- [Given request] Every line holding the word "standard" counts once. Give the total, nothing more.

Stored data:
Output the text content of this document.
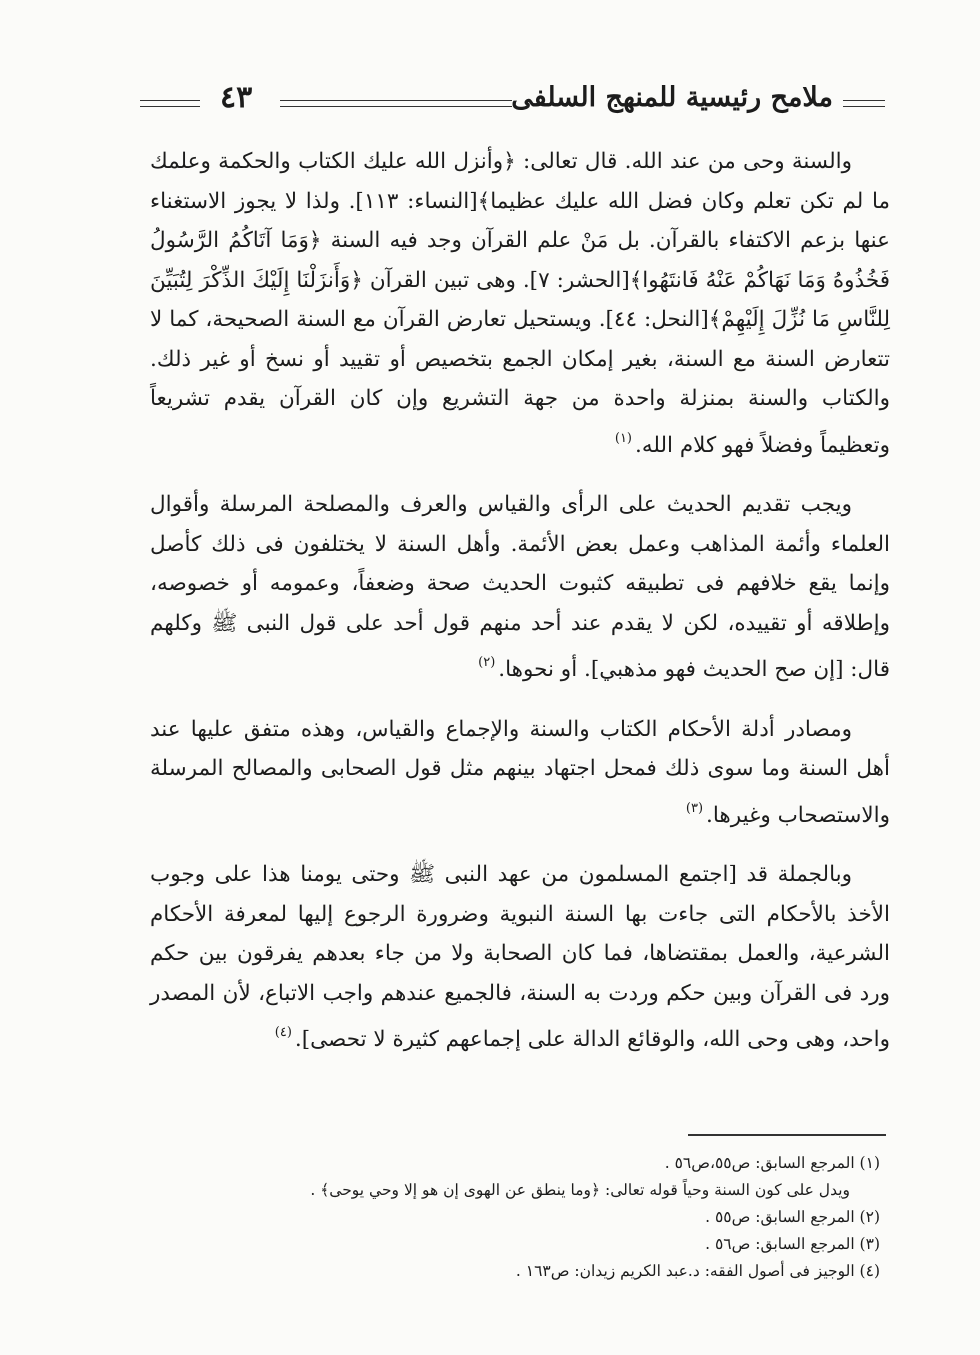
ملامح رئيسية للمنهج السلفى
٤٣

والسنة وحى من عند الله. قال تعالى: ﴿وأنزل الله عليك الكتاب والحكمة وعلمك ما لم تكن تعلم وكان فضل الله عليك عظيما﴾[النساء: ١١٣]. ولذا لا يجوز الاستغناء عنها بزعم الاكتفاء بالقرآن. بل مَنْ علم القرآن وجد فيه السنة ﴿وَمَا آتَاكُمُ الرَّسُولُ فَخُذُوهُ وَمَا نَهَاكُمْ عَنْهُ فَانتَهُوا﴾[الحشر: ٧]. وهى تبين القرآن ﴿وَأَنزَلْنَا إِلَيْكَ الذِّكْرَ لِتُبَيِّنَ لِلنَّاسِ مَا نُزِّلَ إِلَيْهِمْ﴾[النحل: ٤٤]. ويستحيل تعارض القرآن مع السنة الصحيحة، كما لا تتعارض السنة مع السنة، بغير إمكان الجمع بتخصيص أو تقييد أو نسخ أو غير ذلك. والكتاب والسنة بمنزلة واحدة من جهة التشريع وإن كان القرآن يقدم تشريعاً وتعظيماً وفضلاً فهو كلام الله.$^{(١)}$

ويجب تقديم الحديث على الرأى والقياس والعرف والمصلحة المرسلة وأقوال العلماء وأئمة المذاهب وعمل بعض الأئمة. وأهل السنة لا يختلفون فى ذلك كأصل وإنما يقع خلافهم فى تطبيقه كثبوت الحديث صحة وضعفاً، وعمومه أو خصوصه، وإطلاقه أو تقييده، لكن لا يقدم عند أحد منهم قول أحد على قول النبى ﷺ وكلهم قال: [إن صح الحديث فهو مذهبي]. أو نحوها.$^{(٢)}$

ومصادر أدلة الأحكام الكتاب والسنة والإجماع والقياس، وهذه متفق عليها عند أهل السنة وما سوى ذلك فمحل اجتهاد بينهم مثل قول الصحابى والمصالح المرسلة والاستصحاب وغيرها.$^{(٣)}$

وبالجملة قد [اجتمع المسلمون من عهد النبى ﷺ وحتى يومنا هذا على وجوب الأخذ بالأحكام التى جاءت بها السنة النبوية وضرورة الرجوع إليها لمعرفة الأحكام الشرعية، والعمل بمقتضاها، فما كان الصحابة ولا من جاء بعدهم يفرقون بين حكم ورد فى القرآن وبين حكم وردت به السنة، فالجميع عندهم واجب الاتباع، لأن المصدر واحد، وهى وحى الله، والوقائع الدالة على إجماعهم كثيرة لا تحصى].$^{(٤)}$

(١) المرجع السابق: ص٥٥،ص٥٦ .
ويدل على كون السنة وحياً قوله تعالى: ﴿وما ينطق عن الهوى إن هو إلا وحي يوحى﴾ .
(٢) المرجع السابق: ص٥٥ .
(٣) المرجع السابق: ص٥٦ .
(٤) الوجيز فى أصول الفقه: د.عبد الكريم زيدان: ص١٦٣ .
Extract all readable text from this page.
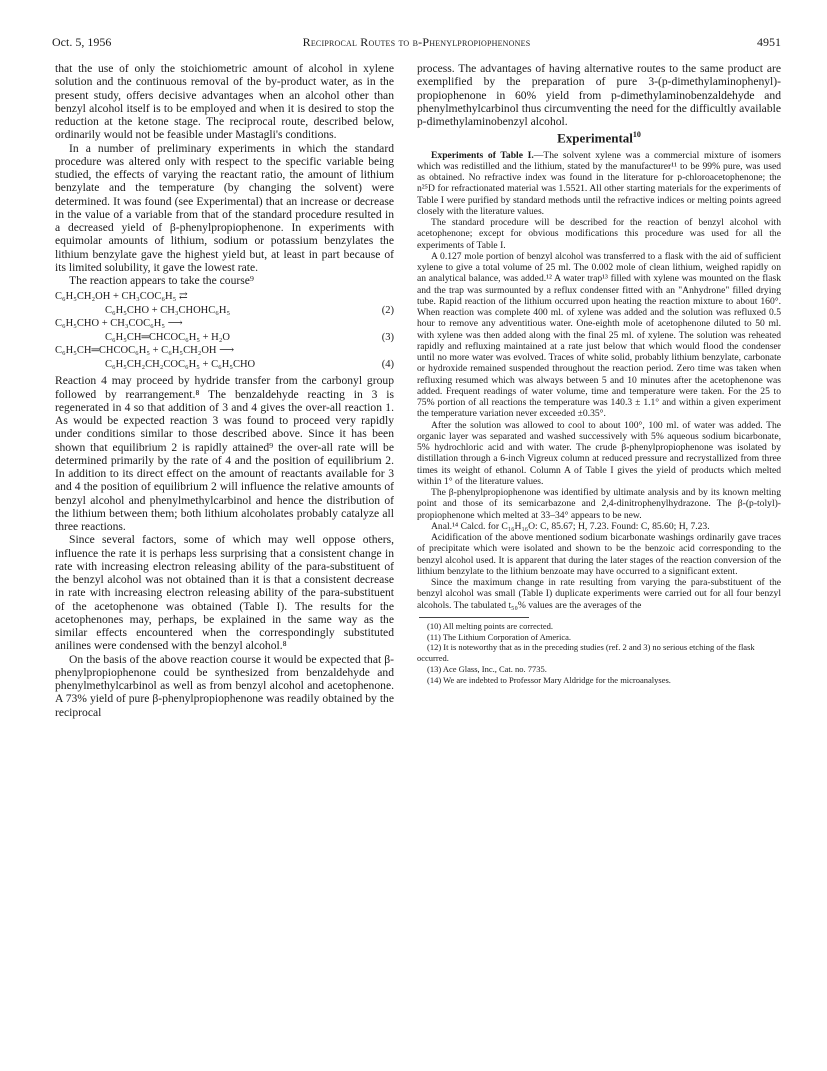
Oct. 5, 1956	Reciprocal Routes to β-Phenylpropiophenones	4951

that the use of only the stoichiometric amount of alcohol in xylene solution and the continuous removal of the by-product water, as in the present study, offers decisive advantages when an alcohol other than benzyl alcohol itself is to be employed and when it is desired to stop the reduction at the ketone stage. The reciprocal route, described below, ordinarily would not be feasible under Mastagli's conditions.

In a number of preliminary experiments in which the standard procedure was altered only with respect to the specific variable being studied, the effects of varying the reactant ratio, the amount of lithium benzylate and the temperature (by changing the solvent) were determined. It was found (see Experimental) that an increase or decrease in the value of a variable from that of the standard procedure resulted in a decreased yield of β-phenylpropiophenone. In experiments with equimolar amounts of lithium, sodium or potassium benzylates the lithium benzylate gave the highest yield but, at least in part because of its limited solubility, it gave the lowest rate.

The reaction appears to take the course⁹

C₆H₅CH₂OH + CH₃COC₆H₅ ⇄
C₆H₅CHO + CH₃CHOHC₆H₅	(2)
C₆H₅CHO + CH₃COC₆H₅ ⟶
C₆H₅CH═CHCOC₆H₅ + H₂O	(3)
C₆H₅CH═CHCOC₆H₅ + C₆H₅CH₂OH ⟶
C₆H₅CH₂CH₂COC₆H₅ + C₆H₅CHO	(4)

Reaction 4 may proceed by hydride transfer from the carbonyl group followed by rearrangement.⁸ The benzaldehyde reacting in 3 is regenerated in 4 so that addition of 3 and 4 gives the over-all reaction 1. As would be expected reaction 3 was found to proceed very rapidly under conditions similar to those described above. Since it has been shown that equilibrium 2 is rapidly attained⁹ the over-all rate will be determined primarily by the rate of 4 and the position of equilibrium 2. In addition to its direct effect on the amount of reactants available for 3 and 4 the position of equilibrium 2 will influence the relative amounts of benzyl alcohol and phenylmethylcarbinol and hence the distribution of the lithium between them; both lithium alcoholates probably catalyze all three reactions.

Since several factors, some of which may well oppose others, influence the rate it is perhaps less surprising that a consistent change in rate with increasing electron releasing ability of the para-substituent of the benzyl alcohol was not obtained than it is that a consistent decrease in rate with increasing electron releasing ability of the para-substituent of the acetophenone was obtained (Table I). The results for the acetophenones may, perhaps, be explained in the same way as the similar effects encountered when the correspondingly substituted anilines were condensed with the benzyl alcohol.⁸

On the basis of the above reaction course it would be expected that β-phenylpropiophenone could be synthesized from benzaldehyde and phenylmethylcarbinol as well as from benzyl alcohol and acetophenone. A 73% yield of pure β-phenylpropiophenone was readily obtained by the reciprocal

process. The advantages of having alternative routes to the same product are exemplified by the preparation of pure 3-(p-dimethylaminophenyl)-propiophenone in 60% yield from p-dimethylaminobenzaldehyde and phenylmethylcarbinol thus circumventing the need for the difficultly available p-dimethylaminobenzyl alcohol.

Experimental$^{10}$

Experiments of Table I.—The solvent xylene was a commercial mixture of isomers which was redistilled and the lithium, stated by the manufacturer¹¹ to be 99% pure, was used as obtained. No refractive index was found in the literature for p-chloroacetophenone; the n²⁵D for refractionated material was 1.5521. All other starting materials for the experiments of Table I were purified by standard methods until the refractive indices or melting points agreed closely with the literature values.

The standard procedure will be described for the reaction of benzyl alcohol with acetophenone; except for obvious modifications this procedure was used for all the experiments of Table I.

A 0.127 mole portion of benzyl alcohol was transferred to a flask with the aid of sufficient xylene to give a total volume of 25 ml. The 0.002 mole of clean lithium, weighed rapidly on an analytical balance, was added.¹² A water trap¹³ filled with xylene was mounted on the flask and the trap was surmounted by a reflux condenser fitted with an "Anhydrone" filled drying tube. Rapid reaction of the lithium occurred upon heating the reaction mixture to about 160°. When reaction was complete 400 ml. of xylene was added and the solution was refluxed 0.5 hour to remove any adventitious water. One-eighth mole of acetophenone diluted to 50 ml. with xylene was then added along with the final 25 ml. of xylene. The solution was reheated rapidly and refluxing maintained at a rate just below that which would flood the condenser until no more water was evolved. Traces of white solid, probably lithium benzylate, carbonate or hydroxide remained suspended throughout the reaction period. Zero time was taken when refluxing resumed which was always between 5 and 10 minutes after the acetophenone was added. Frequent readings of water volume, time and temperature were taken. For the 25 to 75% portion of all reactions the temperature was 140.3 ± 1.1° and within a given experiment the temperature variation never exceeded ±0.35°.

After the solution was allowed to cool to about 100°, 100 ml. of water was added. The organic layer was separated and washed successively with 5% aqueous sodium bicarbonate, 5% hydrochloric acid and with water. The crude β-phenylpropiophenone was isolated by distillation through a 6-inch Vigreux column at reduced pressure and recrystallized from three times its weight of ethanol. Column A of Table I gives the yield of products which melted within 1° of the literature values.

The β-phenylpropiophenone was identified by ultimate analysis and by its known melting point and those of its semicarbazone and 2,4-dinitrophenylhydrazone. The β-(p-tolyl)-propiophenone which melted at 33–34° appears to be new.

Anal.¹⁴ Calcd. for C₁₆H₁₆O: C, 85.67; H, 7.23. Found: C, 85.60; H, 7.23.

Acidification of the above mentioned sodium bicarbonate washings ordinarily gave traces of precipitate which were isolated and shown to be the benzoic acid corresponding to the benzyl alcohol used. It is apparent that during the later stages of the reaction conversion of the lithium benzylate to the lithium benzoate may have occurred to a significant extent.

Since the maximum change in rate resulting from varying the para-substituent of the benzyl alcohol was small (Table I) duplicate experiments were carried out for all four benzyl alcohols. The tabulated t₅₀% values are the averages of the

(10) All melting points are corrected.

(11) The Lithium Corporation of America.

(12) It is noteworthy that as in the preceding studies (ref. 2 and 3) no serious etching of the flask occurred.

(13) Ace Glass, Inc., Cat. no. 7735.

(14) We are indebted to Professor Mary Aldridge for the microanalyses.
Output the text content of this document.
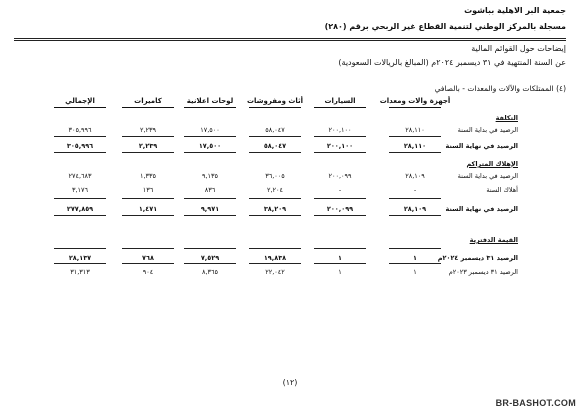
جمعية البر الاهلية بباشوت
مسجلة بالمركز الوطني لتنمية القطاع غير الربحي برقم (٢٨٠)
إيضاحات حول القوائم المالية
عن السنة المنتهية في ٣١ ديسمبر ٢٠٢٤م (المبالغ بالريالات السعودية)
(٤) الممتلكات والآلات والمعدات - بالصافي
أجهزة والات ومعدات
السيارات
أثاث ومفروشات
لوحات اعلانية
كاميرات
الإجمالي
التكلفة
الرصيد في بداية السنة
٢٨,١١٠
٢٠٠,١٠٠
٥٨,٠٤٧
١٧,٥٠٠
٢,٢٣٩
٣٠٥,٩٩٦
الرصيد في نهاية السنة
٢٨,١١٠
٢٠٠,١٠٠
٥٨,٠٤٧
١٧,٥٠٠
٢,٢٣٩
٣٠٥,٩٩٦
الإهلاك المتراكم
الرصيد في بداية السنة
٢٨,١٠٩
٢٠٠,٠٩٩
٣٦,٠٠٥
٩,١٣٥
١,٣٣٥
٢٧٤,٦٨٣
أهلاك السنة
-
-
٢,٢٠٤
٨٣٦
١٣٦
٣,١٧٦
الرصيد في نهاية السنة
٢٨,١٠٩
٢٠٠,٠٩٩
٣٨,٢٠٩
٩,٩٧١
١,٤٧١
٢٧٧,٨٥٩
القيمة الدفترية
الرصيد ٣١ ديسمبر ٢٠٢٤م
١
١
١٩,٨٣٨
٧,٥٢٩
٧٦٨
٢٨,١٣٧
الرصيد ٣١ ديسمبر ٢٠٢٣م
١
١
٢٢,٠٤٢
٨,٣٦٥
٩٠٤
٣١,٣١٣
(١٢)
BR-BASHOT.COM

- [The answer] 3